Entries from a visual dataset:
━━━━━━━━━━

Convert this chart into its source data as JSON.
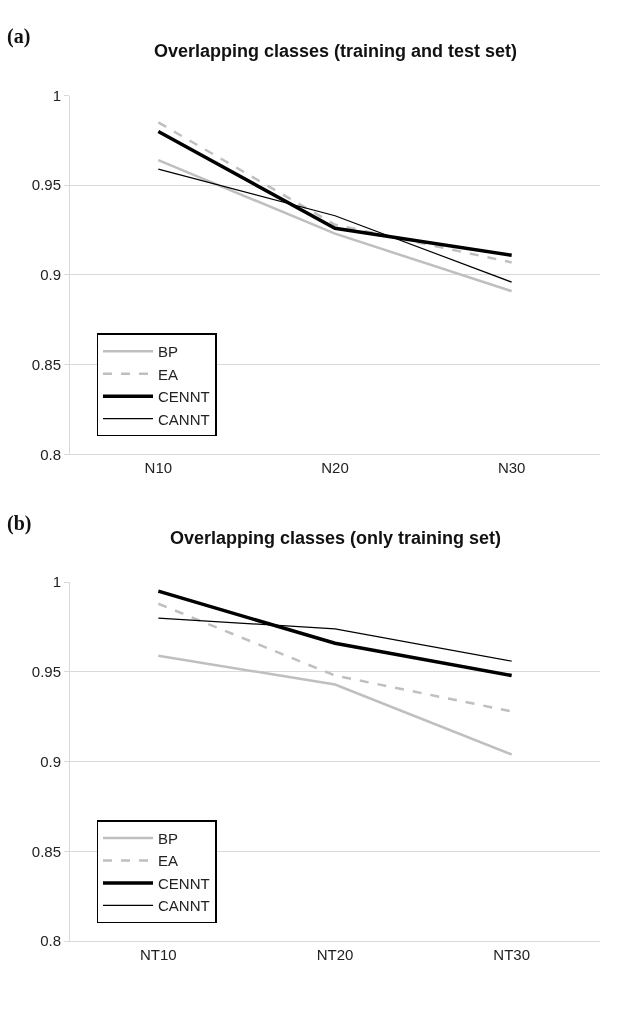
{
  "chart_data": [
    {
      "type": "line",
      "title": "Overlapping classes (training and test set)",
      "annotations": [
        "(a)"
      ],
      "categories": [
        "N10",
        "N20",
        "N30"
      ],
      "ylim": [
        0.8,
        1
      ],
      "yticks": [
        0.8,
        0.85,
        0.9,
        0.95,
        1
      ],
      "grid": "y",
      "legend": "bottom left",
      "series": [
        {
          "name": "BP",
          "color": "#bfbfbf",
          "line_style": "solid",
          "values": [
            0.964,
            0.923,
            0.891
          ]
        },
        {
          "name": "EA",
          "color": "#bfbfbf",
          "line_style": "dashed",
          "values": [
            0.985,
            0.928,
            0.907
          ]
        },
        {
          "name": "CENNT",
          "color": "#000000",
          "line_style": "solid",
          "values": [
            0.98,
            0.926,
            0.911
          ]
        },
        {
          "name": "CANNT",
          "color": "#000000",
          "line_style": "solid",
          "values": [
            0.959,
            0.933,
            0.896
          ]
        }
      ]
    },
    {
      "type": "line",
      "title": "Overlapping classes (only training set)",
      "annotations": [
        "(b)"
      ],
      "categories": [
        "NT10",
        "NT20",
        "NT30"
      ],
      "ylim": [
        0.8,
        1
      ],
      "yticks": [
        0.8,
        0.85,
        0.9,
        0.95,
        1
      ],
      "grid": "y",
      "legend": "bottom left",
      "series": [
        {
          "name": "BP",
          "color": "#bfbfbf",
          "line_style": "solid",
          "values": [
            0.959,
            0.943,
            0.904
          ]
        },
        {
          "name": "EA",
          "color": "#bfbfbf",
          "line_style": "dashed",
          "values": [
            0.988,
            0.948,
            0.928
          ]
        },
        {
          "name": "CENNT",
          "color": "#000000",
          "line_style": "solid",
          "values": [
            0.995,
            0.966,
            0.948
          ]
        },
        {
          "name": "CANNT",
          "color": "#000000",
          "line_style": "solid",
          "values": [
            0.98,
            0.974,
            0.956
          ]
        }
      ]
    }
  ]
}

━━━━━━━━━━

■ SHORT TASK ■
The records above must be echoed exactly, minus their pictures.

■ EXERCISE OUTPUT ■
Convert this chart into its source data as JSON.
{
  "chart_data": [
    {
      "type": "line",
      "title": "Overlapping classes (training and test set)",
      "annotations": [
        "(a)"
      ],
      "categories": [
        "N10",
        "N20",
        "N30"
      ],
      "ylim": [
        0.8,
        1
      ],
      "yticks": [
        0.8,
        0.85,
        0.9,
        0.95,
        1
      ],
      "grid": "y",
      "legend": "bottom left",
      "series": [
        {
          "name": "BP",
          "color": "#bfbfbf",
          "line_style": "solid",
          "values": [
            0.964,
            0.923,
            0.891
          ]
        },
        {
          "name": "EA",
          "color": "#bfbfbf",
          "line_style": "dashed",
          "values": [
            0.985,
            0.928,
            0.907
          ]
        },
        {
          "name": "CENNT",
          "color": "#000000",
          "line_style": "solid",
          "values": [
            0.98,
            0.926,
            0.911
          ]
        },
        {
          "name": "CANNT",
          "color": "#000000",
          "line_style": "solid",
          "values": [
            0.959,
            0.933,
            0.896
          ]
        }
      ]
    },
    {
      "type": "line",
      "title": "Overlapping classes (only training set)",
      "annotations": [
        "(b)"
      ],
      "categories": [
        "NT10",
        "NT20",
        "NT30"
      ],
      "ylim": [
        0.8,
        1
      ],
      "yticks": [
        0.8,
        0.85,
        0.9,
        0.95,
        1
      ],
      "grid": "y",
      "legend": "bottom left",
      "series": [
        {
          "name": "BP",
          "color": "#bfbfbf",
          "line_style": "solid",
          "values": [
            0.959,
            0.943,
            0.904
          ]
        },
        {
          "name": "EA",
          "color": "#bfbfbf",
          "line_style": "dashed",
          "values": [
            0.988,
            0.948,
            0.928
          ]
        },
        {
          "name": "CENNT",
          "color": "#000000",
          "line_style": "solid",
          "values": [
            0.995,
            0.966,
            0.948
          ]
        },
        {
          "name": "CANNT",
          "color": "#000000",
          "line_style": "solid",
          "values": [
            0.98,
            0.974,
            0.956
          ]
        }
      ]
    }
  ]
}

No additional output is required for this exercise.